● **What the exercise asks**
Your job is to restate each entry word for word.

A block of data:
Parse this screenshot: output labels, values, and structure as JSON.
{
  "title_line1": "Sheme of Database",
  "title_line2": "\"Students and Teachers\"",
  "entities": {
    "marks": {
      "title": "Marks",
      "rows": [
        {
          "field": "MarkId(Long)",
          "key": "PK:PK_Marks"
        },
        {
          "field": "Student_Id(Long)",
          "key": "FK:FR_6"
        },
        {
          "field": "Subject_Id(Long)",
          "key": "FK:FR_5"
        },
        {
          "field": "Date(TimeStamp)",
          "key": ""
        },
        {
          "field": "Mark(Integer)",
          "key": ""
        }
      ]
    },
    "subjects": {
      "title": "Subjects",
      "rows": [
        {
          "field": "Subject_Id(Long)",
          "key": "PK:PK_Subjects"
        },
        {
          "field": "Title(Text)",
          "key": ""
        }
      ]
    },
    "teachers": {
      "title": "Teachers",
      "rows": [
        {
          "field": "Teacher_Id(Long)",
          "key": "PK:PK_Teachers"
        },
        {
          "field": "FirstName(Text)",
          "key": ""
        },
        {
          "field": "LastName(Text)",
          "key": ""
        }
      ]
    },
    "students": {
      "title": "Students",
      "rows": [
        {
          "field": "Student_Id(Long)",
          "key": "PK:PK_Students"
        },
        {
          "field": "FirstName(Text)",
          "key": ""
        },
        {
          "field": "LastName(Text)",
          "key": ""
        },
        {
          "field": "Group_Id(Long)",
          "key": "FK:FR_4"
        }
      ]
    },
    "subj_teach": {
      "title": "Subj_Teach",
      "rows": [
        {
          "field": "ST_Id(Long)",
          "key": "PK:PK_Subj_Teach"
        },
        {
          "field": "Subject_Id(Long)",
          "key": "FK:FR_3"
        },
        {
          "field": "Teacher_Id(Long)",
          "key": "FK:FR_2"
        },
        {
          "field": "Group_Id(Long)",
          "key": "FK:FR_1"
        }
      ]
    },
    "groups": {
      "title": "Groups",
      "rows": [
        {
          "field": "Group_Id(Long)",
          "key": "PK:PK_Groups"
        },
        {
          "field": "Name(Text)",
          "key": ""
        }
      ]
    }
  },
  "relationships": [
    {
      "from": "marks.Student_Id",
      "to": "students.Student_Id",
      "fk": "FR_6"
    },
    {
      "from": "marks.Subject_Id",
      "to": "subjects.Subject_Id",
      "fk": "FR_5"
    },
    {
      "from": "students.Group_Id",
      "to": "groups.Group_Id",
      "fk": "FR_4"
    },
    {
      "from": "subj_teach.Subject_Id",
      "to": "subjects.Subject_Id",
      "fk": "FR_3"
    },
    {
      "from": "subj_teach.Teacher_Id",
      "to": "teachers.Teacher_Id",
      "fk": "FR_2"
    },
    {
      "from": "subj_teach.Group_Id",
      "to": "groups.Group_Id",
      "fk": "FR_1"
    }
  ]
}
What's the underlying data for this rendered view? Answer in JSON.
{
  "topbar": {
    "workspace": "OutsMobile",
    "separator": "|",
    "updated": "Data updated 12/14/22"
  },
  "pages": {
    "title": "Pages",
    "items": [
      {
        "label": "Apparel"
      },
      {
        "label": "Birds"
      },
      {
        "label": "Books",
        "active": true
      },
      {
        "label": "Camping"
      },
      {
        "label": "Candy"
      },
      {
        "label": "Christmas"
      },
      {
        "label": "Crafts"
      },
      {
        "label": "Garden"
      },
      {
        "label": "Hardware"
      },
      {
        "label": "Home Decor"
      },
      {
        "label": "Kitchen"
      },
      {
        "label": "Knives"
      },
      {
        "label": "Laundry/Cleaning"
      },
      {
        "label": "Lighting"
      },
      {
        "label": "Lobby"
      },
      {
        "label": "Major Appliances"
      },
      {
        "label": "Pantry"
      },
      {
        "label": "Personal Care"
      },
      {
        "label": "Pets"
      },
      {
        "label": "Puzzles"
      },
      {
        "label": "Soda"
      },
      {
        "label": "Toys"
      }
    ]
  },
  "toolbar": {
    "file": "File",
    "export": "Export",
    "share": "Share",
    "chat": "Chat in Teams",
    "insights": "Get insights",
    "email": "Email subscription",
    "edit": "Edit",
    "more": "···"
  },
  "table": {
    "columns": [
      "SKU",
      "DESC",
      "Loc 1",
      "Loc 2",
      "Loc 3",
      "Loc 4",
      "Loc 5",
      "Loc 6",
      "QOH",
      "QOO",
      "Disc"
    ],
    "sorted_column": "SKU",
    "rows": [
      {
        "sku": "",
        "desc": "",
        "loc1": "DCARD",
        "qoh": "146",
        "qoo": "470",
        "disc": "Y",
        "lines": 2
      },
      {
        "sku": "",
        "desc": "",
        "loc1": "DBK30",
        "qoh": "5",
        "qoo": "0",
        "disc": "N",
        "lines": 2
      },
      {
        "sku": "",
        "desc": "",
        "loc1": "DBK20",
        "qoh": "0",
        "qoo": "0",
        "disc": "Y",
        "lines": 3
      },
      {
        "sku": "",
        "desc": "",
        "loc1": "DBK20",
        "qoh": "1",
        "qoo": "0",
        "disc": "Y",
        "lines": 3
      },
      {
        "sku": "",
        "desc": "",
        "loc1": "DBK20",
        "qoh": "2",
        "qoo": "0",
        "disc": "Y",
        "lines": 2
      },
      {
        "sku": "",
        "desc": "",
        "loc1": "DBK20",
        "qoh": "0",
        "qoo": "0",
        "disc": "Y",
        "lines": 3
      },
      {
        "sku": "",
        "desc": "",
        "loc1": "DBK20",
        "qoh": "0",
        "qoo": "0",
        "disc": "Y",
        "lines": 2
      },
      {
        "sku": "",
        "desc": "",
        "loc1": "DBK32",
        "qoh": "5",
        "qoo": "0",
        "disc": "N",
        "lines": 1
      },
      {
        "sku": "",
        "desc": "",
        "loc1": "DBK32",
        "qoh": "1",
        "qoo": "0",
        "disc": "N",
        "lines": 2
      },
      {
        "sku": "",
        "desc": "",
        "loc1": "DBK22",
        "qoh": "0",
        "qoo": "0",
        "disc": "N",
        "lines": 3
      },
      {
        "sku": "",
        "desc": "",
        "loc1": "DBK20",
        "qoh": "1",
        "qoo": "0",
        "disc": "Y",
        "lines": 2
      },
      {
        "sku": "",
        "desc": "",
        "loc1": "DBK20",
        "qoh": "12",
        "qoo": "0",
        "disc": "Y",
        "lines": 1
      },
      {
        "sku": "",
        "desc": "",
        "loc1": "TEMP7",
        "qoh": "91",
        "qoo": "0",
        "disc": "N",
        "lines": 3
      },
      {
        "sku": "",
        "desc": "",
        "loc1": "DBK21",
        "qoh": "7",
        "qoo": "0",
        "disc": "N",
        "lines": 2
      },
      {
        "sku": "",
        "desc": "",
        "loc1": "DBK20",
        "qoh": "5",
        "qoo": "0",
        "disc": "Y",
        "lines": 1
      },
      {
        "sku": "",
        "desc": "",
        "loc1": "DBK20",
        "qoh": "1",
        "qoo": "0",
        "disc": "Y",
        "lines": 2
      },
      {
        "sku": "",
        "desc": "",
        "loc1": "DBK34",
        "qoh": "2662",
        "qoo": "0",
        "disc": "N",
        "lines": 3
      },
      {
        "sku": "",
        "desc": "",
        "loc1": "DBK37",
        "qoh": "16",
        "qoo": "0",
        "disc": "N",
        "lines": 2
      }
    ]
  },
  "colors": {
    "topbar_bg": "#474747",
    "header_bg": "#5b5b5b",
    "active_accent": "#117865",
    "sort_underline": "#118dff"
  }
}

● **Answer to this task**
Parse this screenshot: output labels, values, and structure as JSON.
{
  "title_line1": "Sheme of Database",
  "title_line2": "\"Students and Teachers\"",
  "entities": {
    "marks": {
      "title": "Marks",
      "rows": [
        {
          "field": "MarkId(Long)",
          "key": "PK:PK_Marks"
        },
        {
          "field": "Student_Id(Long)",
          "key": "FK:FR_6"
        },
        {
          "field": "Subject_Id(Long)",
          "key": "FK:FR_5"
        },
        {
          "field": "Date(TimeStamp)",
          "key": ""
        },
        {
          "field": "Mark(Integer)",
          "key": ""
        }
      ]
    },
    "subjects": {
      "title": "Subjects",
      "rows": [
        {
          "field": "Subject_Id(Long)",
          "key": "PK:PK_Subjects"
        },
        {
          "field": "Title(Text)",
          "key": ""
        }
      ]
    },
    "teachers": {
      "title": "Teachers",
      "rows": [
        {
          "field": "Teacher_Id(Long)",
          "key": "PK:PK_Teachers"
        },
        {
          "field": "FirstName(Text)",
          "key": ""
        },
        {
          "field": "LastName(Text)",
          "key": ""
        }
      ]
    },
    "students": {
      "title": "Students",
      "rows": [
        {
          "field": "Student_Id(Long)",
          "key": "PK:PK_Students"
        },
        {
          "field": "FirstName(Text)",
          "key": ""
        },
        {
          "field": "LastName(Text)",
          "key": ""
        },
        {
          "field": "Group_Id(Long)",
          "key": "FK:FR_4"
        }
      ]
    },
    "subj_teach": {
      "title": "Subj_Teach",
      "rows": [
        {
          "field": "ST_Id(Long)",
          "key": "PK:PK_Subj_Teach"
        },
        {
          "field": "Subject_Id(Long)",
          "key": "FK:FR_3"
        },
        {
          "field": "Teacher_Id(Long)",
          "key": "FK:FR_2"
        },
        {
          "field": "Group_Id(Long)",
          "key": "FK:FR_1"
        }
      ]
    },
    "groups": {
      "title": "Groups",
      "rows": [
        {
          "field": "Group_Id(Long)",
          "key": "PK:PK_Groups"
        },
        {
          "field": "Name(Text)",
          "key": ""
        }
      ]
    }
  },
  "relationships": [
    {
      "from": "marks.Student_Id",
      "to": "students.Student_Id",
      "fk": "FR_6"
    },
    {
      "from": "marks.Subject_Id",
      "to": "subjects.Subject_Id",
      "fk": "FR_5"
    },
    {
      "from": "students.Group_Id",
      "to": "groups.Group_Id",
      "fk": "FR_4"
    },
    {
      "from": "subj_teach.Subject_Id",
      "to": "subjects.Subject_Id",
      "fk": "FR_3"
    },
    {
      "from": "subj_teach.Teacher_Id",
      "to": "teachers.Teacher_Id",
      "fk": "FR_2"
    },
    {
      "from": "subj_teach.Group_Id",
      "to": "groups.Group_Id",
      "fk": "FR_1"
    }
  ]
}
What's the underlying data for this rendered view? Answer in JSON.
{
  "topbar": {
    "workspace": "OutsMobile",
    "separator": "|",
    "updated": "Data updated 12/14/22"
  },
  "pages": {
    "title": "Pages",
    "items": [
      {
        "label": "Apparel"
      },
      {
        "label": "Birds"
      },
      {
        "label": "Books",
        "active": true
      },
      {
        "label": "Camping"
      },
      {
        "label": "Candy"
      },
      {
        "label": "Christmas"
      },
      {
        "label": "Crafts"
      },
      {
        "label": "Garden"
      },
      {
        "label": "Hardware"
      },
      {
        "label": "Home Decor"
      },
      {
        "label": "Kitchen"
      },
      {
        "label": "Knives"
      },
      {
        "label": "Laundry/Cleaning"
      },
      {
        "label": "Lighting"
      },
      {
        "label": "Lobby"
      },
      {
        "label": "Major Appliances"
      },
      {
        "label": "Pantry"
      },
      {
        "label": "Personal Care"
      },
      {
        "label": "Pets"
      },
      {
        "label": "Puzzles"
      },
      {
        "label": "Soda"
      },
      {
        "label": "Toys"
      }
    ]
  },
  "toolbar": {
    "file": "File",
    "export": "Export",
    "share": "Share",
    "chat": "Chat in Teams",
    "insights": "Get insights",
    "email": "Email subscription",
    "edit": "Edit",
    "more": "···"
  },
  "table": {
    "columns": [
      "SKU",
      "DESC",
      "Loc 1",
      "Loc 2",
      "Loc 3",
      "Loc 4",
      "Loc 5",
      "Loc 6",
      "QOH",
      "QOO",
      "Disc"
    ],
    "sorted_column": "SKU",
    "rows": [
      {
        "sku": "",
        "desc": "",
        "loc1": "DCARD",
        "qoh": "146",
        "qoo": "470",
        "disc": "Y",
        "lines": 2
      },
      {
        "sku": "",
        "desc": "",
        "loc1": "DBK30",
        "qoh": "5",
        "qoo": "0",
        "disc": "N",
        "lines": 2
      },
      {
        "sku": "",
        "desc": "",
        "loc1": "DBK20",
        "qoh": "0",
        "qoo": "0",
        "disc": "Y",
        "lines": 3
      },
      {
        "sku": "",
        "desc": "",
        "loc1": "DBK20",
        "qoh": "1",
        "qoo": "0",
        "disc": "Y",
        "lines": 3
      },
      {
        "sku": "",
        "desc": "",
        "loc1": "DBK20",
        "qoh": "2",
        "qoo": "0",
        "disc": "Y",
        "lines": 2
      },
      {
        "sku": "",
        "desc": "",
        "loc1": "DBK20",
        "qoh": "0",
        "qoo": "0",
        "disc": "Y",
        "lines": 3
      },
      {
        "sku": "",
        "desc": "",
        "loc1": "DBK20",
        "qoh": "0",
        "qoo": "0",
        "disc": "Y",
        "lines": 2
      },
      {
        "sku": "",
        "desc": "",
        "loc1": "DBK32",
        "qoh": "5",
        "qoo": "0",
        "disc": "N",
        "lines": 1
      },
      {
        "sku": "",
        "desc": "",
        "loc1": "DBK32",
        "qoh": "1",
        "qoo": "0",
        "disc": "N",
        "lines": 2
      },
      {
        "sku": "",
        "desc": "",
        "loc1": "DBK22",
        "qoh": "0",
        "qoo": "0",
        "disc": "N",
        "lines": 3
      },
      {
        "sku": "",
        "desc": "",
        "loc1": "DBK20",
        "qoh": "1",
        "qoo": "0",
        "disc": "Y",
        "lines": 2
      },
      {
        "sku": "",
        "desc": "",
        "loc1": "DBK20",
        "qoh": "12",
        "qoo": "0",
        "disc": "Y",
        "lines": 1
      },
      {
        "sku": "",
        "desc": "",
        "loc1": "TEMP7",
        "qoh": "91",
        "qoo": "0",
        "disc": "N",
        "lines": 3
      },
      {
        "sku": "",
        "desc": "",
        "loc1": "DBK21",
        "qoh": "7",
        "qoo": "0",
        "disc": "N",
        "lines": 2
      },
      {
        "sku": "",
        "desc": "",
        "loc1": "DBK20",
        "qoh": "5",
        "qoo": "0",
        "disc": "Y",
        "lines": 1
      },
      {
        "sku": "",
        "desc": "",
        "loc1": "DBK20",
        "qoh": "1",
        "qoo": "0",
        "disc": "Y",
        "lines": 2
      },
      {
        "sku": "",
        "desc": "",
        "loc1": "DBK34",
        "qoh": "2662",
        "qoo": "0",
        "disc": "N",
        "lines": 3
      },
      {
        "sku": "",
        "desc": "",
        "loc1": "DBK37",
        "qoh": "16",
        "qoo": "0",
        "disc": "N",
        "lines": 2
      }
    ]
  },
  "colors": {
    "topbar_bg": "#474747",
    "header_bg": "#5b5b5b",
    "active_accent": "#117865",
    "sort_underline": "#118dff"
  }
}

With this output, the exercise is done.